* **DATA SHOWN**:
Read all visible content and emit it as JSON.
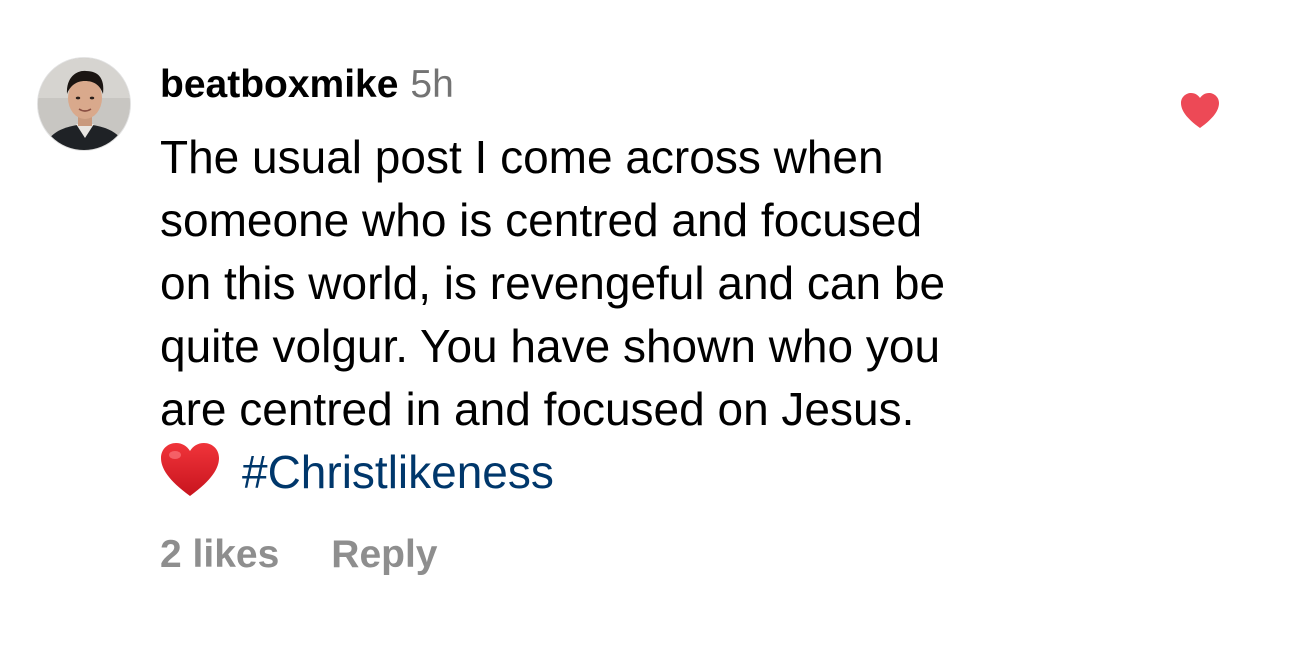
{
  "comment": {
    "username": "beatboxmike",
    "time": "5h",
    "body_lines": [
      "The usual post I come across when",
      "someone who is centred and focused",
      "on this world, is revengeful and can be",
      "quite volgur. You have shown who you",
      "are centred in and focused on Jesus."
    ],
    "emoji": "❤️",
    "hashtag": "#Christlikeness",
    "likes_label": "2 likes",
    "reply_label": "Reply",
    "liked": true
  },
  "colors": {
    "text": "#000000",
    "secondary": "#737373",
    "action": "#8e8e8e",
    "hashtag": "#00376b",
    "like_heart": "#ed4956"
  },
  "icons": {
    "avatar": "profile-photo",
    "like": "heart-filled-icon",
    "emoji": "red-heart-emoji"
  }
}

* **WHAT IS ASKED**: Going through the records above, state how many lines carry "hashtag", with no other text.

* **FINISHED TASK**: 2